%%

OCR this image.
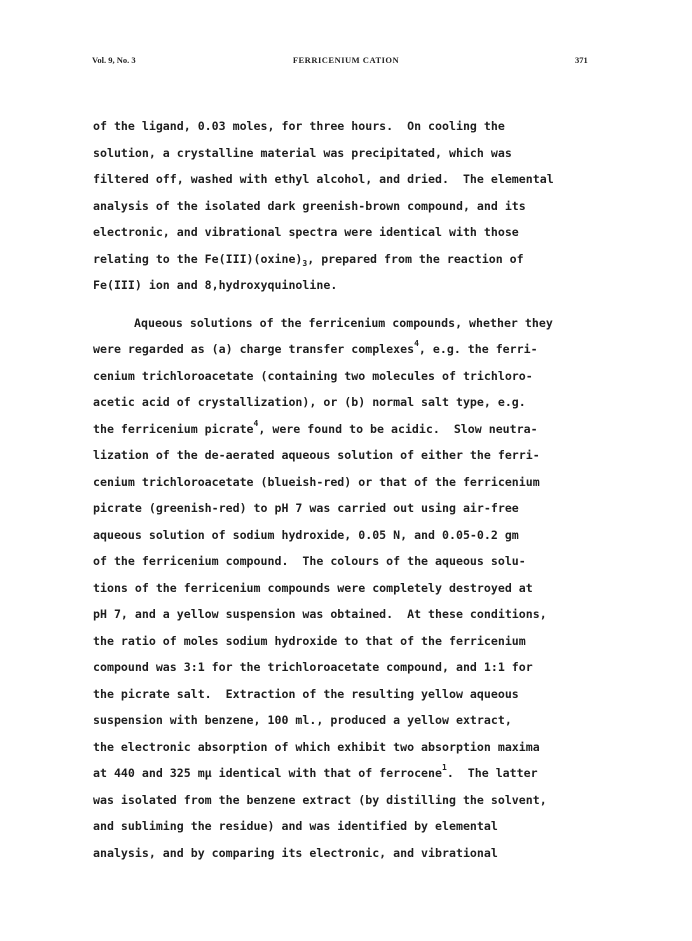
Vol. 9, No. 3	FERRICENIUM CATION	371
of the ligand, 0.03 moles, for three hours.  On cooling the
solution, a crystalline material was precipitated, which was
filtered off, washed with ethyl alcohol, and dried.  The elemental
analysis of the isolated dark greenish-brown compound, and its
electronic, and vibrational spectra were identical with those
relating to the $Fe(III)(oxine)_3$, prepared from the reaction of
Fe(III) ion and 8,hydroxyquinoline.
Aqueous solutions of the ferricenium compounds, whether they
were regarded as (a) charge transfer complexes$^4$, e.g. the ferri-
cenium trichloroacetate (containing two molecules of trichloro-
acetic acid of crystallization), or (b) normal salt type, e.g.
the ferricenium picrate$^4$, were found to be acidic.  Slow neutra-
lization of the de-aerated aqueous solution of either the ferri-
cenium trichloroacetate (blueish-red) or that of the ferricenium
picrate (greenish-red) to pH 7 was carried out using air-free
aqueous solution of sodium hydroxide, 0.05 N, and 0.05-0.2 gm
of the ferricenium compound.  The colours of the aqueous solu-
tions of the ferricenium compounds were completely destroyed at
pH 7, and a yellow suspension was obtained.  At these conditions,
the ratio of moles sodium hydroxide to that of the ferricenium
compound was 3:1 for the trichloroacetate compound, and 1:1 for
the picrate salt.  Extraction of the resulting yellow aqueous
suspension with benzene, 100 ml., produced a yellow extract,
the electronic absorption of which exhibit two absorption maxima
at 440 and 325 mμ identical with that of ferrocene$^1$.  The latter
was isolated from the benzene extract (by distilling the solvent,
and subliming the residue) and was identified by elemental
analysis, and by comparing its electronic, and vibrational
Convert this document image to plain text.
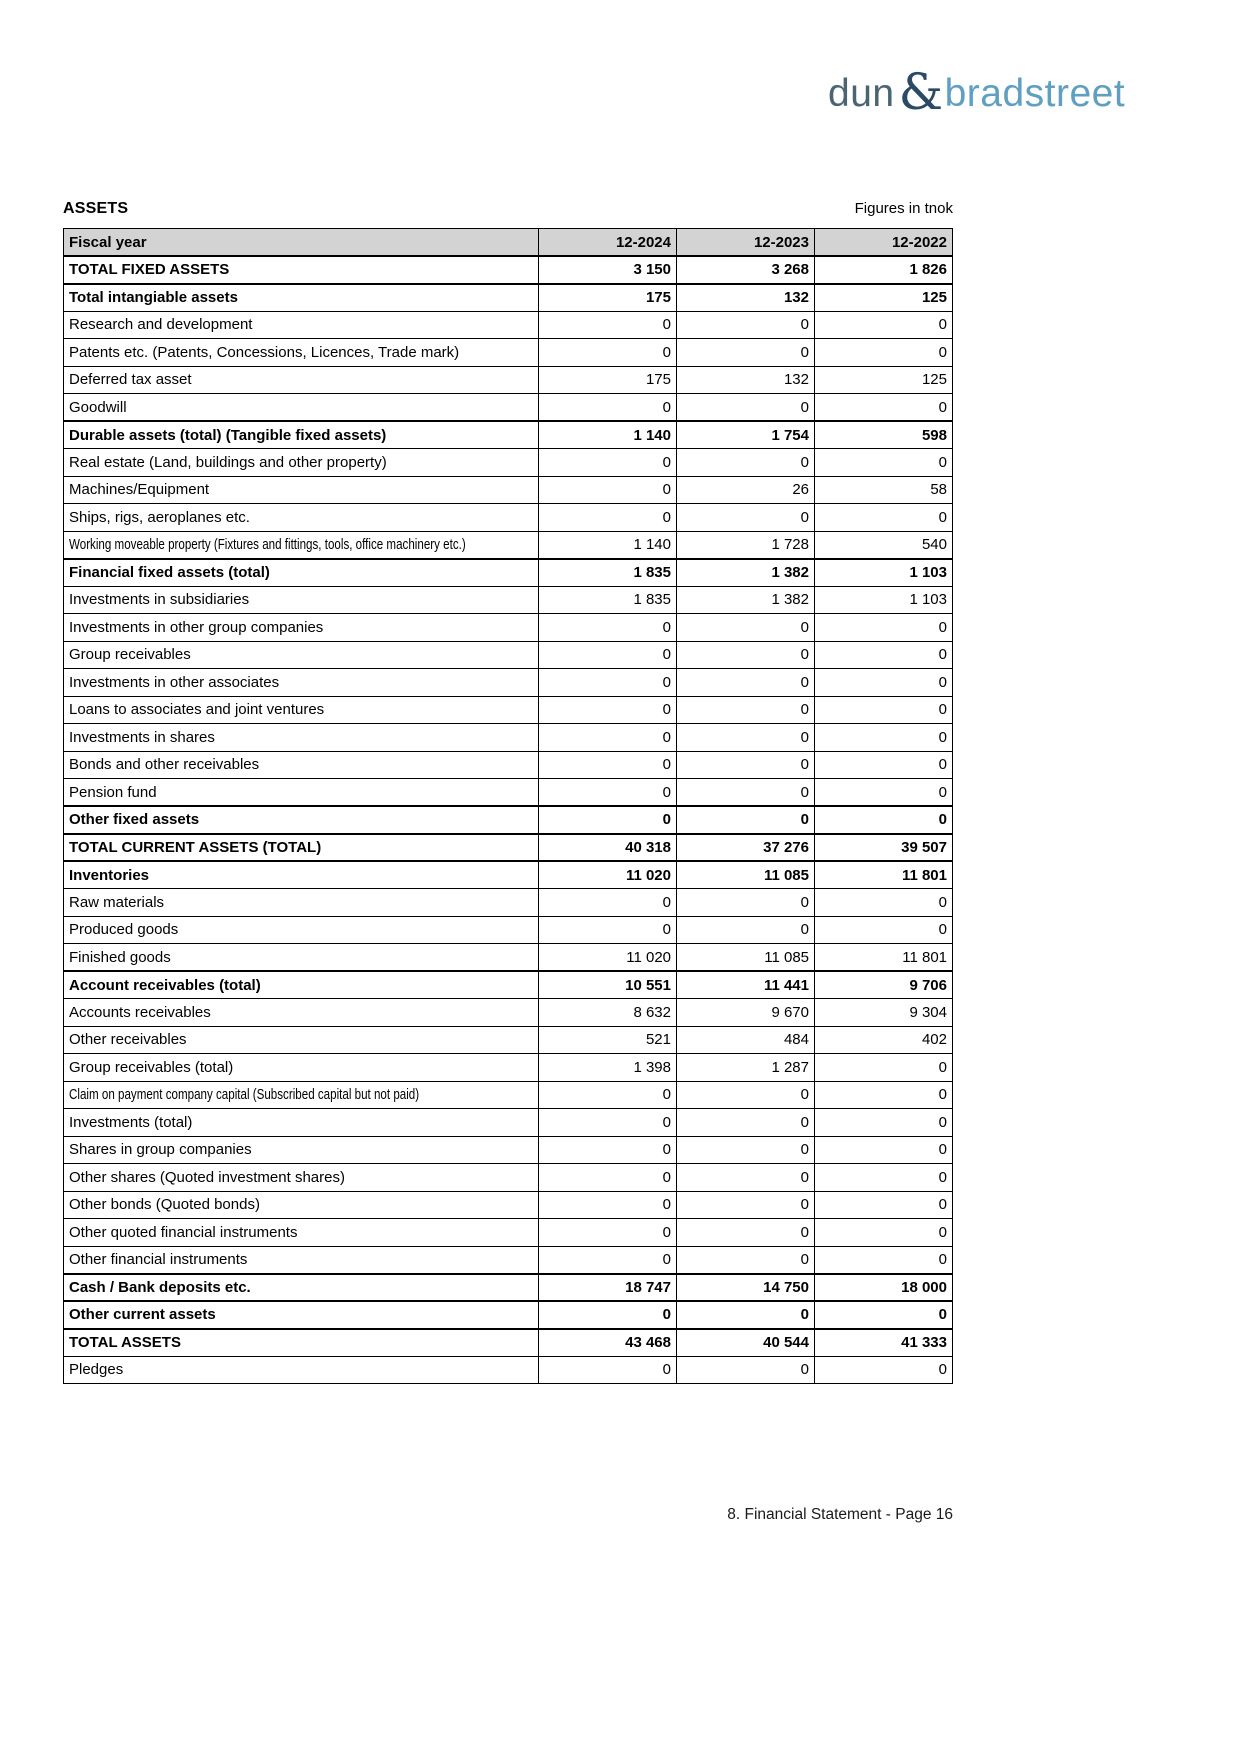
dun & bradstreet
ASSETS	Figures in tnok
Fiscal year	12-2024	12-2023	12-2022
TOTAL FIXED ASSETS	3 150	3 268	1 826
Total intangiable assets	175	132	125
Research and development	0	0	0
Patents etc. (Patents, Concessions, Licences, Trade mark)	0	0	0
Deferred tax asset	175	132	125
Goodwill	0	0	0
Durable assets (total) (Tangible fixed assets)	1 140	1 754	598
Real estate (Land, buildings and other property)	0	0	0
Machines/Equipment	0	26	58
Ships, rigs, aeroplanes etc.	0	0	0
Working moveable property (Fixtures and fittings, tools, office machinery etc.)	1 140	1 728	540
Financial fixed assets (total)	1 835	1 382	1 103
Investments in subsidiaries	1 835	1 382	1 103
Investments in other group companies	0	0	0
Group receivables	0	0	0
Investments in other associates	0	0	0
Loans to associates and joint ventures	0	0	0
Investments in shares	0	0	0
Bonds and other receivables	0	0	0
Pension fund	0	0	0
Other fixed assets	0	0	0
TOTAL CURRENT ASSETS (TOTAL)	40 318	37 276	39 507
Inventories	11 020	11 085	11 801
Raw materials	0	0	0
Produced goods	0	0	0
Finished goods	11 020	11 085	11 801
Account receivables (total)	10 551	11 441	9 706
Accounts receivables	8 632	9 670	9 304
Other receivables	521	484	402
Group receivables (total)	1 398	1 287	0
Claim on payment company capital (Subscribed capital but not paid)	0	0	0
Investments (total)	0	0	0
Shares in group companies	0	0	0
Other shares (Quoted investment shares)	0	0	0
Other bonds (Quoted bonds)	0	0	0
Other quoted financial instruments	0	0	0
Other financial instruments	0	0	0
Cash / Bank deposits etc.	18 747	14 750	18 000
Other current assets	0	0	0
TOTAL ASSETS	43 468	40 544	41 333
Pledges	0	0	0
8. Financial Statement - Page 16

%%

### [PROBLEM TO SOLVE]
All of the records need repeating exactly, except for the pictures.

### [EXERCISE ANSWER]
OCR this image.
Vol. 9, No. 3	FERRICENIUM CATION	371
of the ligand, 0.03 moles, for three hours.  On cooling the
solution, a crystalline material was precipitated, which was
filtered off, washed with ethyl alcohol, and dried.  The elemental
analysis of the isolated dark greenish-brown compound, and its
electronic, and vibrational spectra were identical with those
relating to the $Fe(III)(oxine)_3$, prepared from the reaction of
Fe(III) ion and 8,hydroxyquinoline.
Aqueous solutions of the ferricenium compounds, whether they
were regarded as (a) charge transfer complexes$^4$, e.g. the ferri-
cenium trichloroacetate (containing two molecules of trichloro-
acetic acid of crystallization), or (b) normal salt type, e.g.
the ferricenium picrate$^4$, were found to be acidic.  Slow neutra-
lization of the de-aerated aqueous solution of either the ferri-
cenium trichloroacetate (blueish-red) or that of the ferricenium
picrate (greenish-red) to pH 7 was carried out using air-free
aqueous solution of sodium hydroxide, 0.05 N, and 0.05-0.2 gm
of the ferricenium compound.  The colours of the aqueous solu-
tions of the ferricenium compounds were completely destroyed at
pH 7, and a yellow suspension was obtained.  At these conditions,
the ratio of moles sodium hydroxide to that of the ferricenium
compound was 3:1 for the trichloroacetate compound, and 1:1 for
the picrate salt.  Extraction of the resulting yellow aqueous
suspension with benzene, 100 ml., produced a yellow extract,
the electronic absorption of which exhibit two absorption maxima
at 440 and 325 mμ identical with that of ferrocene$^1$.  The latter
was isolated from the benzene extract (by distilling the solvent,
and subliming the residue) and was identified by elemental
analysis, and by comparing its electronic, and vibrational
Convert this document image to plain text.
dun & bradstreet
ASSETS	Figures in tnok
Fiscal year	12-2024	12-2023	12-2022
TOTAL FIXED ASSETS	3 150	3 268	1 826
Total intangiable assets	175	132	125
Research and development	0	0	0
Patents etc. (Patents, Concessions, Licences, Trade mark)	0	0	0
Deferred tax asset	175	132	125
Goodwill	0	0	0
Durable assets (total) (Tangible fixed assets)	1 140	1 754	598
Real estate (Land, buildings and other property)	0	0	0
Machines/Equipment	0	26	58
Ships, rigs, aeroplanes etc.	0	0	0
Working moveable property (Fixtures and fittings, tools, office machinery etc.)	1 140	1 728	540
Financial fixed assets (total)	1 835	1 382	1 103
Investments in subsidiaries	1 835	1 382	1 103
Investments in other group companies	0	0	0
Group receivables	0	0	0
Investments in other associates	0	0	0
Loans to associates and joint ventures	0	0	0
Investments in shares	0	0	0
Bonds and other receivables	0	0	0
Pension fund	0	0	0
Other fixed assets	0	0	0
TOTAL CURRENT ASSETS (TOTAL)	40 318	37 276	39 507
Inventories	11 020	11 085	11 801
Raw materials	0	0	0
Produced goods	0	0	0
Finished goods	11 020	11 085	11 801
Account receivables (total)	10 551	11 441	9 706
Accounts receivables	8 632	9 670	9 304
Other receivables	521	484	402
Group receivables (total)	1 398	1 287	0
Claim on payment company capital (Subscribed capital but not paid)	0	0	0
Investments (total)	0	0	0
Shares in group companies	0	0	0
Other shares (Quoted investment shares)	0	0	0
Other bonds (Quoted bonds)	0	0	0
Other quoted financial instruments	0	0	0
Other financial instruments	0	0	0
Cash / Bank deposits etc.	18 747	14 750	18 000
Other current assets	0	0	0
TOTAL ASSETS	43 468	40 544	41 333
Pledges	0	0	0
8. Financial Statement - Page 16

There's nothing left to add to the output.